§ **Your objective**
Select from the data all lines with the word "name".

§ **Records for this task**
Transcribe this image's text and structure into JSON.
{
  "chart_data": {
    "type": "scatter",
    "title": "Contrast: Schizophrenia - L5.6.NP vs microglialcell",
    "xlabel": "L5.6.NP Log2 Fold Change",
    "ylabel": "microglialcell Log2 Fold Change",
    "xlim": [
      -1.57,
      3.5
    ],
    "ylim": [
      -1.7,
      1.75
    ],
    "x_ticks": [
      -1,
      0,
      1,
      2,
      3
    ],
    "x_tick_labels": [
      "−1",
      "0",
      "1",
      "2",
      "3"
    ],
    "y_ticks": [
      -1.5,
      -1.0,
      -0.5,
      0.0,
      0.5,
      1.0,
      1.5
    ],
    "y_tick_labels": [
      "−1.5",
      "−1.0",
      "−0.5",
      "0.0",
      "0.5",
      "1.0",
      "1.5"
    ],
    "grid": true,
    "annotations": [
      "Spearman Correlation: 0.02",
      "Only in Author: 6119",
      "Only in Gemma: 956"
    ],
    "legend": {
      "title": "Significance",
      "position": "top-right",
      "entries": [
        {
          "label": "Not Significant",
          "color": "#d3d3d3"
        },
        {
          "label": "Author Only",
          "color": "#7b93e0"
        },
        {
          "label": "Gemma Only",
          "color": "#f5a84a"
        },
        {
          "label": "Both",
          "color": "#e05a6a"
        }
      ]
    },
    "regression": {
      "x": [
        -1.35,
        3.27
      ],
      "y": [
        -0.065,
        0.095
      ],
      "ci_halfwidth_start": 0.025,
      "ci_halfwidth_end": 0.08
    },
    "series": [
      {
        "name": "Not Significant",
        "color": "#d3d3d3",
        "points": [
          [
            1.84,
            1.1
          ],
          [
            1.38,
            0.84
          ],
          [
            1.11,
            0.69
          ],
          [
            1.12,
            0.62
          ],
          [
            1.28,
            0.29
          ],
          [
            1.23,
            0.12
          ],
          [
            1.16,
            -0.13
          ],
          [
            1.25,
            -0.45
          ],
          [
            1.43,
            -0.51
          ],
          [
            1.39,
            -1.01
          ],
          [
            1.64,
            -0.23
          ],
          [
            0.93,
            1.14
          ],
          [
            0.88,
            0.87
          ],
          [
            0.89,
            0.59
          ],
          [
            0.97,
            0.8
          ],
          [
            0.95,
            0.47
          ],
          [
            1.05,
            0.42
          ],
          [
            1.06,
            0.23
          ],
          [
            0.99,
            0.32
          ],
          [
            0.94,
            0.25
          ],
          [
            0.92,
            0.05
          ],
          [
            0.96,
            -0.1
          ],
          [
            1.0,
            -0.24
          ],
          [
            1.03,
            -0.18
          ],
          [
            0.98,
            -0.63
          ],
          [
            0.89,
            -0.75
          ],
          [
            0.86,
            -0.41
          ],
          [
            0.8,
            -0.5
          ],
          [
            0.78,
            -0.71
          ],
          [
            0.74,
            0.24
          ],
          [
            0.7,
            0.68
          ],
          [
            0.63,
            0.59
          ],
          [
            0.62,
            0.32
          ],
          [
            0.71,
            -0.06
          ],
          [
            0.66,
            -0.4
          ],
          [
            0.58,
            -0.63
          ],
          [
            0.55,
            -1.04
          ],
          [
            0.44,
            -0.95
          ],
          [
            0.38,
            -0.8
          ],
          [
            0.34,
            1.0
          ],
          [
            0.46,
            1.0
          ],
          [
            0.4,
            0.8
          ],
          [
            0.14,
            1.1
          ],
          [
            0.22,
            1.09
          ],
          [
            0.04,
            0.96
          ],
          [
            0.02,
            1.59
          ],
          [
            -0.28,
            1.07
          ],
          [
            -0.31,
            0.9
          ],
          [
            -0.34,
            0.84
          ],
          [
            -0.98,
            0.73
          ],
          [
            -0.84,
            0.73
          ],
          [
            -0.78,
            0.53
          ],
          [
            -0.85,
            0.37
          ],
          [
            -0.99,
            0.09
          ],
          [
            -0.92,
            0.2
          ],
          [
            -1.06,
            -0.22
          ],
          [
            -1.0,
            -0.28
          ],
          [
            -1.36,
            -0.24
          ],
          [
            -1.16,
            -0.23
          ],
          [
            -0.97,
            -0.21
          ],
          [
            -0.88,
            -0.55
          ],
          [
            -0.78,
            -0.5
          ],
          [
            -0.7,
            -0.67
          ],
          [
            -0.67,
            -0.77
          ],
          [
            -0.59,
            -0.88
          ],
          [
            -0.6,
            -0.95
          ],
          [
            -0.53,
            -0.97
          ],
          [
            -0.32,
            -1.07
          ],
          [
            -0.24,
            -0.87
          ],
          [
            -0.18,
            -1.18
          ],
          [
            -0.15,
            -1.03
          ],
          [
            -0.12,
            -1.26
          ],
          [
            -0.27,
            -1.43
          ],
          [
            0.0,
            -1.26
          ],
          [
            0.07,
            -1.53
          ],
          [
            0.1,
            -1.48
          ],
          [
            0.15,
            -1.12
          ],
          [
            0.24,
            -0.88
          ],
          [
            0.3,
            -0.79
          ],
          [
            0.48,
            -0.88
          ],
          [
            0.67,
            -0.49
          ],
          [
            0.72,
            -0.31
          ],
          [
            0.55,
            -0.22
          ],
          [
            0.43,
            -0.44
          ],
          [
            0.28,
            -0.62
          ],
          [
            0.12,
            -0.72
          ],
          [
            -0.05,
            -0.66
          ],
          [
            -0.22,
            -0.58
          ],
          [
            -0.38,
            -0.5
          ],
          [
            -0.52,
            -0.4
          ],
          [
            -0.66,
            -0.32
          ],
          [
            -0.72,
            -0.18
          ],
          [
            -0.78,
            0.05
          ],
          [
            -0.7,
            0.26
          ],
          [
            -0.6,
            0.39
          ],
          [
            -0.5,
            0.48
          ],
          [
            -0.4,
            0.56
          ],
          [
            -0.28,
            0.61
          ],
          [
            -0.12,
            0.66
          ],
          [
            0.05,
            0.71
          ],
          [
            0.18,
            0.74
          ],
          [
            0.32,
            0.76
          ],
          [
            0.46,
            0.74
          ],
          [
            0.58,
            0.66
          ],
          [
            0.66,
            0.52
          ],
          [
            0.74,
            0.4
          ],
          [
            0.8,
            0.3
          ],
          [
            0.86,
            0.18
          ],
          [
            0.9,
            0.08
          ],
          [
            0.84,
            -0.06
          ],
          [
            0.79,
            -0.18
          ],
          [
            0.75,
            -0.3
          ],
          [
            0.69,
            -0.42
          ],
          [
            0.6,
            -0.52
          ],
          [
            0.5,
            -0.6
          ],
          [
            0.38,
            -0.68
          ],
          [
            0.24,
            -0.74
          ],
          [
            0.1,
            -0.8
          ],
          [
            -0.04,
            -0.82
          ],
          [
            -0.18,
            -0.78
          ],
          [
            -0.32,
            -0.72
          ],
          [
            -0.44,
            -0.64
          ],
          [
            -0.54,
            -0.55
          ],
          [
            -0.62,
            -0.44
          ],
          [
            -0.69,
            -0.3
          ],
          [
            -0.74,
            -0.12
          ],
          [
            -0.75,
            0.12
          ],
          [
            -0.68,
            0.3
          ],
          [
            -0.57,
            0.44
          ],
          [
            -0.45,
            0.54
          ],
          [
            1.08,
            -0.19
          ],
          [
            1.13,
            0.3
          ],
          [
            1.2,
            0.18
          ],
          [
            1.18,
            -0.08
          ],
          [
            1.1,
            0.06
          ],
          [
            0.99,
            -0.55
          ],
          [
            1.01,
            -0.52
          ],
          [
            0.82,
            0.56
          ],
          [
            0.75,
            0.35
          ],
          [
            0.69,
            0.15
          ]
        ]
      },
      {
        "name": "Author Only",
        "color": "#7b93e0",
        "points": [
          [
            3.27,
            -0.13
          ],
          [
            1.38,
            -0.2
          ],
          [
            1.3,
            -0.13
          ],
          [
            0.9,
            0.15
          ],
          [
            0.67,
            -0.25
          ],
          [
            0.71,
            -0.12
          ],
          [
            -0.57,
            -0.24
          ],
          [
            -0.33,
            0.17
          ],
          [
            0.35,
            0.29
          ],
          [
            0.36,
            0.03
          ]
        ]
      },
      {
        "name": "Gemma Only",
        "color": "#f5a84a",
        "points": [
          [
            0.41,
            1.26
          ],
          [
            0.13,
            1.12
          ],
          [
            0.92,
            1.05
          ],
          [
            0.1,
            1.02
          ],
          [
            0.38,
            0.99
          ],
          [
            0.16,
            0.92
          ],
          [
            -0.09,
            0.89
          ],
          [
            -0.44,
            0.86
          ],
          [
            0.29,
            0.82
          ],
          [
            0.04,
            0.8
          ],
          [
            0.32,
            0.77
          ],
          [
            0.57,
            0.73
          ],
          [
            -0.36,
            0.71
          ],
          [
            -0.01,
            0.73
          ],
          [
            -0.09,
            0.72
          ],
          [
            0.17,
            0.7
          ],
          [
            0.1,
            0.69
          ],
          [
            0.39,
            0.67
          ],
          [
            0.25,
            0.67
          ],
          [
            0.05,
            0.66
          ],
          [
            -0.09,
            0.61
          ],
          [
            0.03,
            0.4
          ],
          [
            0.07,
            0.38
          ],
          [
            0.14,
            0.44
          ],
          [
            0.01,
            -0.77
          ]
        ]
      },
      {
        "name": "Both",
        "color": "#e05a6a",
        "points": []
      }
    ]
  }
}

§ **Written answer**
        "name": "Not Significant",
        "name": "Author Only",
        "name": "Gemma Only",
        "name": "Both",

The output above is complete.